◆ What to produce: Find out how many lines of the material contain the string "time" and give only that figure.

↓↓↓

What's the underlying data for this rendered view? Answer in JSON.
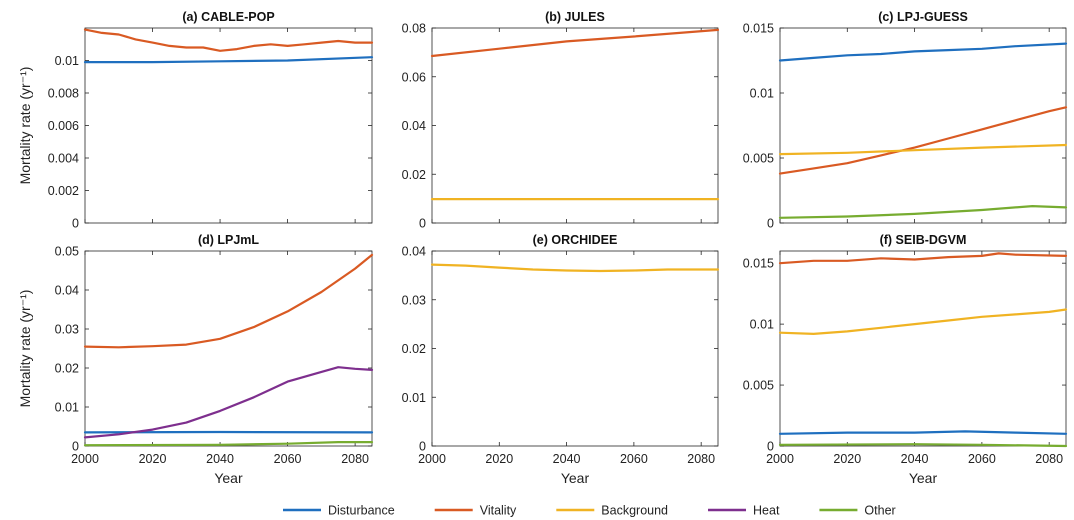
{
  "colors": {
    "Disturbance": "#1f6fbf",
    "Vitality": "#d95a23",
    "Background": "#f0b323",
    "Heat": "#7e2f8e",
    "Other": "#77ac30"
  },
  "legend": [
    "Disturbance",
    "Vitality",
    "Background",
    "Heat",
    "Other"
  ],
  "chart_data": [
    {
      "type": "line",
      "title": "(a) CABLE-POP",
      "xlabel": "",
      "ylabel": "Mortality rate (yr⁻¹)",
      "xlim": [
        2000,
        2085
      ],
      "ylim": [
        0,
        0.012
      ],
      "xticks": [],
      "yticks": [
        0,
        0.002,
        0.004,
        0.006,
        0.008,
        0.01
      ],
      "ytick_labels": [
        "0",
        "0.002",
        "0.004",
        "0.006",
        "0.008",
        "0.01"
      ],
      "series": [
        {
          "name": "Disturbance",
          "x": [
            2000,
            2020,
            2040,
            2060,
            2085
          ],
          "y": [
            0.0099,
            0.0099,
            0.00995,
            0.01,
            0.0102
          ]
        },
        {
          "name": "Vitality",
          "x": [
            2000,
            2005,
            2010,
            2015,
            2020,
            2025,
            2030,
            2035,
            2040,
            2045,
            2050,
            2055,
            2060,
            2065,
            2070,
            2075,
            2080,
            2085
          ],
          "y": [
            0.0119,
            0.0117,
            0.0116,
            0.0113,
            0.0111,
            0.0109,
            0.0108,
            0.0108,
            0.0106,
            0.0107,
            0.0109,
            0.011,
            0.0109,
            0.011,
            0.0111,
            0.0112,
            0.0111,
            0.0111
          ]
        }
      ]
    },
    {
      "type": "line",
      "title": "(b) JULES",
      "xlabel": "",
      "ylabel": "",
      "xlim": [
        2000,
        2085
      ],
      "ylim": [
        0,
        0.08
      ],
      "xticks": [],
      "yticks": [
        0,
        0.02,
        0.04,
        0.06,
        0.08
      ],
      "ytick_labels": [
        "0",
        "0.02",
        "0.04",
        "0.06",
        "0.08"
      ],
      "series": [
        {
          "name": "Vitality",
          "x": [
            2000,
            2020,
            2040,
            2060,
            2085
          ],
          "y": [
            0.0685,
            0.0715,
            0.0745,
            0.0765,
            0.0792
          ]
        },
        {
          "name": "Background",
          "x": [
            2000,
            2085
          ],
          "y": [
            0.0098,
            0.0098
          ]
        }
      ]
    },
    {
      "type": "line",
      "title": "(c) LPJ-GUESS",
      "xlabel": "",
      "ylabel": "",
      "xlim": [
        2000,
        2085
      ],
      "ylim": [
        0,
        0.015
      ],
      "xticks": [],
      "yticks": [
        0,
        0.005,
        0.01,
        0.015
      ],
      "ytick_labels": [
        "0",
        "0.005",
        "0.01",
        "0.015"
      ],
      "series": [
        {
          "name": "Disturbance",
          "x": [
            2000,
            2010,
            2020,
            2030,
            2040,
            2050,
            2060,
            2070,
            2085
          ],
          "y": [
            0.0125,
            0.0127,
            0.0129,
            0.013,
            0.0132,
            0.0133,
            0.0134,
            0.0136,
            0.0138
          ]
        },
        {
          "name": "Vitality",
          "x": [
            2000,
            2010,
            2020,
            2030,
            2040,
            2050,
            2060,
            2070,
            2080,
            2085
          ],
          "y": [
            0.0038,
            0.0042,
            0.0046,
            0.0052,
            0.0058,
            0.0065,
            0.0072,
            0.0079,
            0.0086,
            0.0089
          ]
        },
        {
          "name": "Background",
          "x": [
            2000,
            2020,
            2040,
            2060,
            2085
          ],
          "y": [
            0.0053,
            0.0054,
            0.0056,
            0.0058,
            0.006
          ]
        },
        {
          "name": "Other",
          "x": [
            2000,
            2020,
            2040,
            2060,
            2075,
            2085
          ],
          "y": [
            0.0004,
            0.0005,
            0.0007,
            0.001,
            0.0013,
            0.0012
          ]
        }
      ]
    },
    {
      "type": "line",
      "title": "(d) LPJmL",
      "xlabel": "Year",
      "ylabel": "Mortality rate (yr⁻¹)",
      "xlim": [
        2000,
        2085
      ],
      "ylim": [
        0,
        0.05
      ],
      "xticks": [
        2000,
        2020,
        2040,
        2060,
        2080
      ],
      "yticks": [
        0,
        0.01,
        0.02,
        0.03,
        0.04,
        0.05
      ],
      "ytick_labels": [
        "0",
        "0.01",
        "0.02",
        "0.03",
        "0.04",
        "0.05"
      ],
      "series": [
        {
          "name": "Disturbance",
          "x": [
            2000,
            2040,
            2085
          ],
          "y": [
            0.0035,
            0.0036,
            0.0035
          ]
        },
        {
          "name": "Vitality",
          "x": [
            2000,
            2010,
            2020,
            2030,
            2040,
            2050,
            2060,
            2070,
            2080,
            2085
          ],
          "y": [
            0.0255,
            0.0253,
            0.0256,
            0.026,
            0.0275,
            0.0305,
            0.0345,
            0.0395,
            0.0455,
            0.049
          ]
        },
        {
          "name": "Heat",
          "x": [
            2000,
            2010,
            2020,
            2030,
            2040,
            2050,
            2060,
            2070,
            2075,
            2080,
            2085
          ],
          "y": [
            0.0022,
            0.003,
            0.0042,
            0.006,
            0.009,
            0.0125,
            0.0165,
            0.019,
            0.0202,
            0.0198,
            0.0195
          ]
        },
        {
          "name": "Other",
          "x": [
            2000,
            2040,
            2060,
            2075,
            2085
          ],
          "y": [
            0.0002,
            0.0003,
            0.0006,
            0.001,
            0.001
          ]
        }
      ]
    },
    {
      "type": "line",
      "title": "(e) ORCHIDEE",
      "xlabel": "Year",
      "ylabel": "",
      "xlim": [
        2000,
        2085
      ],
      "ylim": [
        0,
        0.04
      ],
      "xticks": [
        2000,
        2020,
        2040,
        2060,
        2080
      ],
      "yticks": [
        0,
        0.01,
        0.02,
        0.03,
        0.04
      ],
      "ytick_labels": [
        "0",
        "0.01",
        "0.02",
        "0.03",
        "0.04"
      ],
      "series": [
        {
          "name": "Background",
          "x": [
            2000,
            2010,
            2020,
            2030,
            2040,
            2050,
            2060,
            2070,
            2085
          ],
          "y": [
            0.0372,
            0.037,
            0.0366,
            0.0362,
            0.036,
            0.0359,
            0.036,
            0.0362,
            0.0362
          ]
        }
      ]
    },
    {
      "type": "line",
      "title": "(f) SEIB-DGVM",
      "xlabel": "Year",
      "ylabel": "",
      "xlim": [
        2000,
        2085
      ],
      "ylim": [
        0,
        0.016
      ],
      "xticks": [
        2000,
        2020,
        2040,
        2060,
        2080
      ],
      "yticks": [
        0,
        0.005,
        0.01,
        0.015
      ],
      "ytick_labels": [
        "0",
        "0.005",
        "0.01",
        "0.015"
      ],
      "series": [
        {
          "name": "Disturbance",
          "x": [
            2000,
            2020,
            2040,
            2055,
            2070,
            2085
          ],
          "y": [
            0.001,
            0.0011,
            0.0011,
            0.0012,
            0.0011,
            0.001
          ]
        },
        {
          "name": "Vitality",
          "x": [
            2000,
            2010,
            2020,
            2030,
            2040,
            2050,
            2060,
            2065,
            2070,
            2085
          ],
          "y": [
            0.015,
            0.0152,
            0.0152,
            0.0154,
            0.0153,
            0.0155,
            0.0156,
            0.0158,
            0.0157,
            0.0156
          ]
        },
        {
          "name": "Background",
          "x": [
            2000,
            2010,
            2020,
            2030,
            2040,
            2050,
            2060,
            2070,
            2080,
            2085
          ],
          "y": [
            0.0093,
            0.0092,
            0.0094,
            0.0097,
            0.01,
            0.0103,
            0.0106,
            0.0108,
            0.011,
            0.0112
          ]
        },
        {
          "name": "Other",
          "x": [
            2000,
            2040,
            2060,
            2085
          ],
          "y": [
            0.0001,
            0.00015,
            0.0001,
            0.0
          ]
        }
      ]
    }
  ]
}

↑↑↑
↓↓↓

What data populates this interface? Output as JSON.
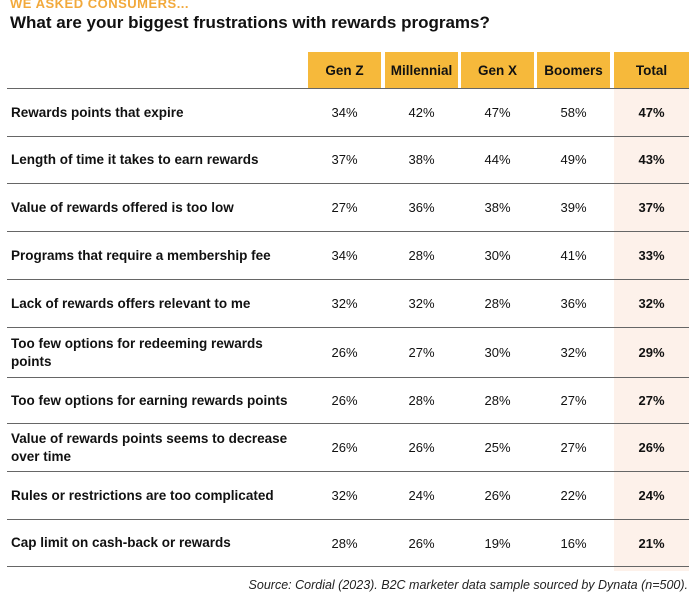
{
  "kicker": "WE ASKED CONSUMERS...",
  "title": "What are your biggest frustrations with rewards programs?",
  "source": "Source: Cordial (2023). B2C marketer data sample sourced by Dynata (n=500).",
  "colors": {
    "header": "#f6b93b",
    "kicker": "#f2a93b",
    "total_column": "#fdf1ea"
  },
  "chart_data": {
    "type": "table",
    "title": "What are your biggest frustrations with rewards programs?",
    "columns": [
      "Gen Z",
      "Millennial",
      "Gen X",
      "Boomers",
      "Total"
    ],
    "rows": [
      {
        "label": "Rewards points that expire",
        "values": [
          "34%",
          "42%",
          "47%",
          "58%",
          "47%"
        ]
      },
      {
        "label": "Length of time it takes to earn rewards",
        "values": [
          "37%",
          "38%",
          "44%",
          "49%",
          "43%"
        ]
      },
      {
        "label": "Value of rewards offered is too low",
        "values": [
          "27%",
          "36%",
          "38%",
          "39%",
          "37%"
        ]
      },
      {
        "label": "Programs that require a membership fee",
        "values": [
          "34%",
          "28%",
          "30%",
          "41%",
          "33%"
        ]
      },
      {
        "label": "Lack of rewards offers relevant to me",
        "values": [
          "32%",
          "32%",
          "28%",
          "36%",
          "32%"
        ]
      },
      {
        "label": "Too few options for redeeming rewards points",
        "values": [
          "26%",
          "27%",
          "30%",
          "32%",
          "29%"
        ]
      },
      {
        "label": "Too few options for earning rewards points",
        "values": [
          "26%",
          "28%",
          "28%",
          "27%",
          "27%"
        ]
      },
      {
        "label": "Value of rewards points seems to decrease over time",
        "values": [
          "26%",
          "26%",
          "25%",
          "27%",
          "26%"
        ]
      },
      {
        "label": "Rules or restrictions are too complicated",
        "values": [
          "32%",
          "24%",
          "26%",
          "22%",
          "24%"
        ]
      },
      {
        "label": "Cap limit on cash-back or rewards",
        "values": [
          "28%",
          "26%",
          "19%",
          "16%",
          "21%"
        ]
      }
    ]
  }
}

↑↑↑

◆ The response: 2